Collected data entries ::
* Start *
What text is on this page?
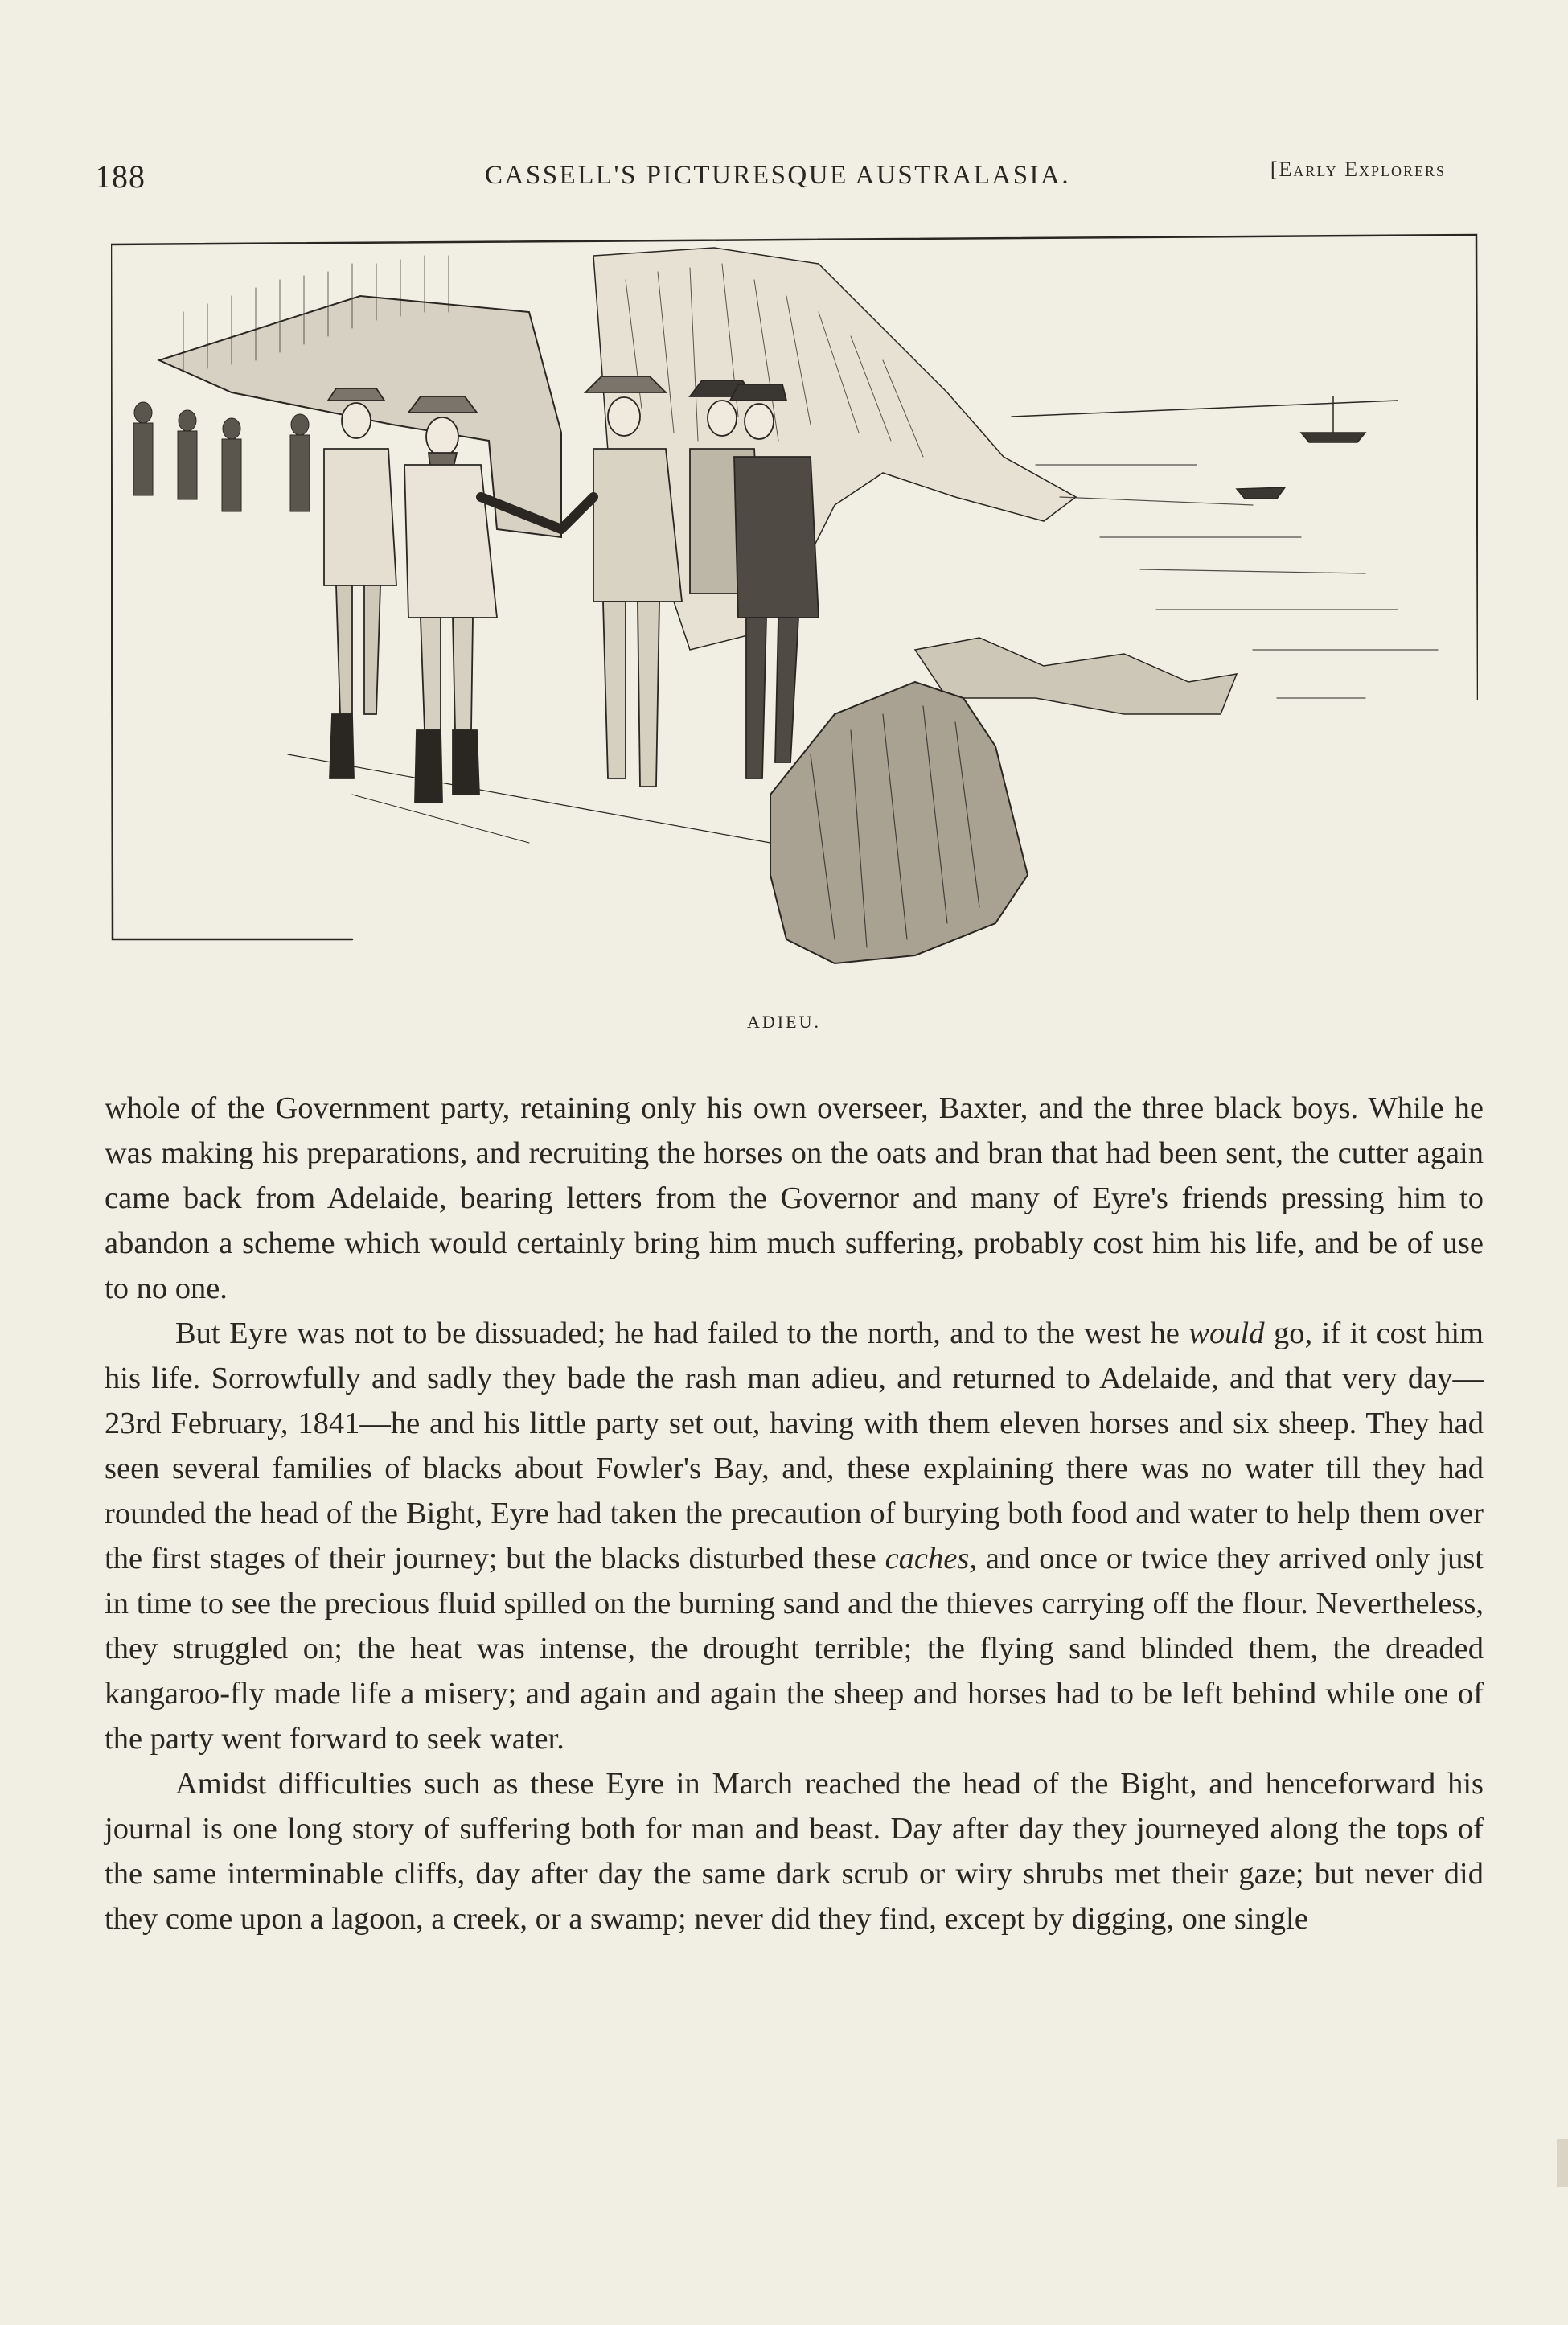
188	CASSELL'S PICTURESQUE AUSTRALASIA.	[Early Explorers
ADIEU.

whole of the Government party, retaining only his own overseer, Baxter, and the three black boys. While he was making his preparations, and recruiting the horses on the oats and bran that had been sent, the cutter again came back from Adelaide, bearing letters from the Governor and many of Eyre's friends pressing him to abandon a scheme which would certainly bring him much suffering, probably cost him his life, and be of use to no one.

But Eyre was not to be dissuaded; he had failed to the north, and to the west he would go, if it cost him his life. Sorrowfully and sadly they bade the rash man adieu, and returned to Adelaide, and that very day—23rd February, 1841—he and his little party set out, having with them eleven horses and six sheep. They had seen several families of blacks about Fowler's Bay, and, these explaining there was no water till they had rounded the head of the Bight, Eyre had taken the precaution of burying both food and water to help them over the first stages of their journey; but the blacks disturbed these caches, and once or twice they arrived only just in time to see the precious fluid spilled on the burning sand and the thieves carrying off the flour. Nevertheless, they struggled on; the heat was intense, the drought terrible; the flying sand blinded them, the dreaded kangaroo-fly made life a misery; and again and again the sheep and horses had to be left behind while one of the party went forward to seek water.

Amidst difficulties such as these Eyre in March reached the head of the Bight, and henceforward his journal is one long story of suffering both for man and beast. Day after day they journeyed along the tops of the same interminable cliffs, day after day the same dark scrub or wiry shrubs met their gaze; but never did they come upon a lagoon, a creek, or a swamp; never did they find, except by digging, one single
* End *
* Start *
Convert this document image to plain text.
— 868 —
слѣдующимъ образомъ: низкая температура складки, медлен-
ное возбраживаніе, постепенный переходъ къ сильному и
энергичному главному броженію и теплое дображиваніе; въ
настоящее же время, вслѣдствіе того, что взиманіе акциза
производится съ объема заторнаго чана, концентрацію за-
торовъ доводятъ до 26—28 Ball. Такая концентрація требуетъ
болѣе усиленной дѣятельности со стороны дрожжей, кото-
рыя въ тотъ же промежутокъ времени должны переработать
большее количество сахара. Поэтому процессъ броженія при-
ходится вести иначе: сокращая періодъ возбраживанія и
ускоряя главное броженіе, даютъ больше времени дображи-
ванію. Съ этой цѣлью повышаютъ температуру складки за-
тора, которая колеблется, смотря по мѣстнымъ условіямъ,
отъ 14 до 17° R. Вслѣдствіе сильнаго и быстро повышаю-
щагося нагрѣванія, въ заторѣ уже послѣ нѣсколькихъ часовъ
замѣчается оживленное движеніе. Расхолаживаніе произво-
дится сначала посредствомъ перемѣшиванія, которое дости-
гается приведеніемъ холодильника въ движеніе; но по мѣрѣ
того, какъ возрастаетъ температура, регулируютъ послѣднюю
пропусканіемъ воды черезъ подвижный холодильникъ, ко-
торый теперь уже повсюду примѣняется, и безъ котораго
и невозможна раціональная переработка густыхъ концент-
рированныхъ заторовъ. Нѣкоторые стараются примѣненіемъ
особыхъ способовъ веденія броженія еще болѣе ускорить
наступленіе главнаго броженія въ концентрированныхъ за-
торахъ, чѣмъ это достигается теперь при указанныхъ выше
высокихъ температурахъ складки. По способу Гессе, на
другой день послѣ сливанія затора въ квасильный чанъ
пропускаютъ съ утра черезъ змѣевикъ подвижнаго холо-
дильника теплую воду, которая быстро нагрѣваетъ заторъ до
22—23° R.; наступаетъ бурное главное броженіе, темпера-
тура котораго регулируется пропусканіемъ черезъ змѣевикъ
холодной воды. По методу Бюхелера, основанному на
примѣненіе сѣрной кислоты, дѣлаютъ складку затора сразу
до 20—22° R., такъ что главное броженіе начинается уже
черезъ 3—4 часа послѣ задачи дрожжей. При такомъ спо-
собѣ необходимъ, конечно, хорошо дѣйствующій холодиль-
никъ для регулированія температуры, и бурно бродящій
* End *
* Start *
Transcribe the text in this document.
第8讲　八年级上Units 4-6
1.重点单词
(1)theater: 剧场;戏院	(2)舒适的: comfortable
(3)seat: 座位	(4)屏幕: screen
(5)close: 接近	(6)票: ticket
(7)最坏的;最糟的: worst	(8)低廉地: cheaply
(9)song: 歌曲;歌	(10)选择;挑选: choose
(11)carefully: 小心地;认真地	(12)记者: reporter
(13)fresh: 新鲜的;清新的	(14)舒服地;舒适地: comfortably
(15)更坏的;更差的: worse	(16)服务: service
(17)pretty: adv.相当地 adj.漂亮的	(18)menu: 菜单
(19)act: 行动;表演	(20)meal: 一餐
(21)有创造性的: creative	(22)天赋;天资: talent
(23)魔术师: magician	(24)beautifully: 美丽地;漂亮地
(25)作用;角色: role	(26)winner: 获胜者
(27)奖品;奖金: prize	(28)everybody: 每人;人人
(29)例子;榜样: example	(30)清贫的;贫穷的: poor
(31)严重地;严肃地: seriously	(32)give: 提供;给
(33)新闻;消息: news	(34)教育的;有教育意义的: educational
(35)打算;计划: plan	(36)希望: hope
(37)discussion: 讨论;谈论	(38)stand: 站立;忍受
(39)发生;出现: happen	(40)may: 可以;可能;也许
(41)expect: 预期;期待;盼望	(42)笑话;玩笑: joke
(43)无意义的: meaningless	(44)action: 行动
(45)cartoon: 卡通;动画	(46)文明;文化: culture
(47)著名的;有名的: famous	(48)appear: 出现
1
* End *
EXERCISE :: All lines above containing the string "horses" are to be collected.

TASK RESULT ::
whole of the Government party, retaining only his own overseer, Baxter, and the three black boys. While he was making his preparations, and recruiting the horses on the oats and bran that had been sent, the cutter again came back from Adelaide, bearing letters from the Governor and many of Eyre's friends pressing him to abandon a scheme which would certainly bring him much suffering, probably cost him his life, and be of use to no one.
But Eyre was not to be dissuaded; he had failed to the north, and to the west he would go, if it cost him his life. Sorrowfully and sadly they bade the rash man adieu, and returned to Adelaide, and that very day—23rd February, 1841—he and his little party set out, having with them eleven horses and six sheep. They had seen several families of blacks about Fowler's Bay, and, these explaining there was no water till they had rounded the head of the Bight, Eyre had taken the precaution of burying both food and water to help them over the first stages of their journey; but the blacks disturbed these caches, and once or twice they arrived only just in time to see the precious fluid spilled on the burning sand and the thieves carrying off the flour. Nevertheless, they struggled on; the heat was intense, the drought terrible; the flying sand blinded them, the dreaded kangaroo-fly made life a misery; and again and again the sheep and horses had to be left behind while one of the party went forward to seek water.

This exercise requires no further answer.